◆ **GIVEN DATA**:
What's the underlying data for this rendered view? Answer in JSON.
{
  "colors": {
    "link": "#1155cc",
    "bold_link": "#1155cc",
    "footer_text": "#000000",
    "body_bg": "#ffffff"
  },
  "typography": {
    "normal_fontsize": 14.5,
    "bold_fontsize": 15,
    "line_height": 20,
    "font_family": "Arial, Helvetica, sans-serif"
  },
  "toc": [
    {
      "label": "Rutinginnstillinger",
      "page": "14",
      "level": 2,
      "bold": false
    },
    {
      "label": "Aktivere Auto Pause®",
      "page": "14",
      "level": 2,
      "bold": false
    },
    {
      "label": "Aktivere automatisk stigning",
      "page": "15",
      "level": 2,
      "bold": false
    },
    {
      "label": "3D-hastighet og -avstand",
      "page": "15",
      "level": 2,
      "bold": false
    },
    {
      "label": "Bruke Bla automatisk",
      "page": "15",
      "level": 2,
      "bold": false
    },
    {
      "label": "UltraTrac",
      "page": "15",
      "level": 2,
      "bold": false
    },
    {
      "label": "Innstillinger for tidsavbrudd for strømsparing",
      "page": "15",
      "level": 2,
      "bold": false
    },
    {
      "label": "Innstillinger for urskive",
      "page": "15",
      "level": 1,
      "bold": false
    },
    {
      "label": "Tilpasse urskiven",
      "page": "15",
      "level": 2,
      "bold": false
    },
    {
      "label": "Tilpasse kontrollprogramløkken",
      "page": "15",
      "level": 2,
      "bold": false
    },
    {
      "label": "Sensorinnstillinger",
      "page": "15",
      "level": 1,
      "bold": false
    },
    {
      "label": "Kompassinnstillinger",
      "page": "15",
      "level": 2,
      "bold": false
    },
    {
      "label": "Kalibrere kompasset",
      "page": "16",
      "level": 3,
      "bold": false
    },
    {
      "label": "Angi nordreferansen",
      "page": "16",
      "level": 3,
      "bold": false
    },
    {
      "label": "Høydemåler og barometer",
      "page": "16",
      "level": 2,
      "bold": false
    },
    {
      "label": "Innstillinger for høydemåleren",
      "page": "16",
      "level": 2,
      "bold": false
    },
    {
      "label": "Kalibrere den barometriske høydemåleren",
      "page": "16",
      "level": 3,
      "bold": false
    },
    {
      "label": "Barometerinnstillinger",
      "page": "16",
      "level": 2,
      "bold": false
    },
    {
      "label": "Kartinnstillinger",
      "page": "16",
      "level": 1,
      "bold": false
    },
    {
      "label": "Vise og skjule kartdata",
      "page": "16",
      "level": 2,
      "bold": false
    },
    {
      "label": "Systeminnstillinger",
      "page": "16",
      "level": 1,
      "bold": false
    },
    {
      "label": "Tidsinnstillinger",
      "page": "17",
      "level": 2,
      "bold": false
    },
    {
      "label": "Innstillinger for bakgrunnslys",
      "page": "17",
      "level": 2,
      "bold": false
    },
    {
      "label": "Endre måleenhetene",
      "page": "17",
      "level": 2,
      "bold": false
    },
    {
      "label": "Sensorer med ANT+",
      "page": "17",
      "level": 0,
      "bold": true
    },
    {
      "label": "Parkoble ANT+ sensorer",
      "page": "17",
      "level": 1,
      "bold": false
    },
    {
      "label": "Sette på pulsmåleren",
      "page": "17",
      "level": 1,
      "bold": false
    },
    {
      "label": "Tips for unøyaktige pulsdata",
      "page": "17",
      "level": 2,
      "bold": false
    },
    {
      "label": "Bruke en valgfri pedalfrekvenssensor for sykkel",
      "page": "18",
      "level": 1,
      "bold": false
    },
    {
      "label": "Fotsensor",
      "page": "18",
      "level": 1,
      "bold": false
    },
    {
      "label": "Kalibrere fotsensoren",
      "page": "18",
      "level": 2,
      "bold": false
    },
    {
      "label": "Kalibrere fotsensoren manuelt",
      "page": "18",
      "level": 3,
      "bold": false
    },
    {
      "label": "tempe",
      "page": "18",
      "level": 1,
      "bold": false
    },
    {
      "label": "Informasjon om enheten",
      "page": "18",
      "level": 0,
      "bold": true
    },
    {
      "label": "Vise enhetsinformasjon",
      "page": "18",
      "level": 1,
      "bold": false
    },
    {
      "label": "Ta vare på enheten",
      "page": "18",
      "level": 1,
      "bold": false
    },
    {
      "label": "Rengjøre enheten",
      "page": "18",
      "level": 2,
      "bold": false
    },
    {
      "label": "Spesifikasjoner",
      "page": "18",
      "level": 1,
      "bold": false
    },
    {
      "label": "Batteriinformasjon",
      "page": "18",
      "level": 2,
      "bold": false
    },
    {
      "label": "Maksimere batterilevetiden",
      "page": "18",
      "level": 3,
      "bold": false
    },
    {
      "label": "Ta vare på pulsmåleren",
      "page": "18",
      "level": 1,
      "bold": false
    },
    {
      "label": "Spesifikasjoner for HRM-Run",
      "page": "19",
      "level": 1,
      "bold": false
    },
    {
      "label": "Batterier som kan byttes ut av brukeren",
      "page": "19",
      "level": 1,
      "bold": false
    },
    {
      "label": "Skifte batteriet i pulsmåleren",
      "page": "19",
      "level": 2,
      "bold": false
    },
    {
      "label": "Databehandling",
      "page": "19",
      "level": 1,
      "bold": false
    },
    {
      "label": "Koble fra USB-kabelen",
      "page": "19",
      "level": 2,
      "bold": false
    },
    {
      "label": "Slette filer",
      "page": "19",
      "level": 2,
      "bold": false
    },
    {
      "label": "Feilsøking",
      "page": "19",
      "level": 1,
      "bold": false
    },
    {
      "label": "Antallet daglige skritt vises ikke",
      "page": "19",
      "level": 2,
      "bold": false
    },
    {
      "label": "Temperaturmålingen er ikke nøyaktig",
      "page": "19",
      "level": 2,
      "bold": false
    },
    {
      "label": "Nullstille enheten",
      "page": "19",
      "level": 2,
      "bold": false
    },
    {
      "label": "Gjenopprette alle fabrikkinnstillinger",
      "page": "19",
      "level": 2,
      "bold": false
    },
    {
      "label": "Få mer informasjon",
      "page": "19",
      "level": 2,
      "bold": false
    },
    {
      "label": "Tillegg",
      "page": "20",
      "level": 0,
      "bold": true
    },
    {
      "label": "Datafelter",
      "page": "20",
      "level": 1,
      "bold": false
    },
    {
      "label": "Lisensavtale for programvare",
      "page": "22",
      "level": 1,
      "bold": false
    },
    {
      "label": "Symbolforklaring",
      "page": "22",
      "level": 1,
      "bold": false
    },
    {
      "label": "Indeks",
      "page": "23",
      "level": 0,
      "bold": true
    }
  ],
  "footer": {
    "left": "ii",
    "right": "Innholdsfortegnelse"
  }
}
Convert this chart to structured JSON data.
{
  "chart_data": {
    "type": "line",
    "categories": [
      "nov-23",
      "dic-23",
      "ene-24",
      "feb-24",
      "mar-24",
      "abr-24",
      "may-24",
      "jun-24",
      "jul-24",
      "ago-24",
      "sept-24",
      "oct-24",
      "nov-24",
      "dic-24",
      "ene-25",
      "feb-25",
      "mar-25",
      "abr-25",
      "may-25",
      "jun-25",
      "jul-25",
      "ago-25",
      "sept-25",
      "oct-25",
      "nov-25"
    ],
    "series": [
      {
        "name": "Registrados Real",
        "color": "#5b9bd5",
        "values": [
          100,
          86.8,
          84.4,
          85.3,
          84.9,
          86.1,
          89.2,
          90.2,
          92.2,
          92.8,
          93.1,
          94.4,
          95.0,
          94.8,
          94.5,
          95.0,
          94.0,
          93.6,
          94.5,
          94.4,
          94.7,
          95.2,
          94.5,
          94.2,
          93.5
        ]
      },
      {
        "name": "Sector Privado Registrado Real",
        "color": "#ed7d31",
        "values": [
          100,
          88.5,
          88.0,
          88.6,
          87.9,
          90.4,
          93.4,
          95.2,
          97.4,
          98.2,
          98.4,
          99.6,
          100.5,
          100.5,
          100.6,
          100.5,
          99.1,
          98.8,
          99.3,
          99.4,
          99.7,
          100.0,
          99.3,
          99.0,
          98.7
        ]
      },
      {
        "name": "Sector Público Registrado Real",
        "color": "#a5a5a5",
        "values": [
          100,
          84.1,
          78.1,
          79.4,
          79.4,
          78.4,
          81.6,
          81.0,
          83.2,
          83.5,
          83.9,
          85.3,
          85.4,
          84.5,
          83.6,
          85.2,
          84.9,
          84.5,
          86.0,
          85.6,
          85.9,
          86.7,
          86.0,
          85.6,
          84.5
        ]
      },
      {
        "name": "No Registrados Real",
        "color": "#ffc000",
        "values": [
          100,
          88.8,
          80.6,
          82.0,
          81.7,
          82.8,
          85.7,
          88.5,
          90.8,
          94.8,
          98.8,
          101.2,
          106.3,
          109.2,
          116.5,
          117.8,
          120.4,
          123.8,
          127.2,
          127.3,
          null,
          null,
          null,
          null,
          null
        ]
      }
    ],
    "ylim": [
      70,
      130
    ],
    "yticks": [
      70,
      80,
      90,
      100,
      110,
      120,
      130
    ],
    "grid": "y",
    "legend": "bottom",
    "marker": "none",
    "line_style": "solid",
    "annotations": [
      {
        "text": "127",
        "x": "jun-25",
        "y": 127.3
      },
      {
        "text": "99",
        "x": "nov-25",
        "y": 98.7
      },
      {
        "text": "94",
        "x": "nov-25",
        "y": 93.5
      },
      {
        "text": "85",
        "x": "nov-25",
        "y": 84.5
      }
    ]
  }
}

◆ **TASK DESCRIPTION**:
Copy out every line in the entries above that holds "Sector".

◆ **TASK SOLUTION**:
        "name": "Sector Privado Registrado Real",
        "name": "Sector Público Registrado Real",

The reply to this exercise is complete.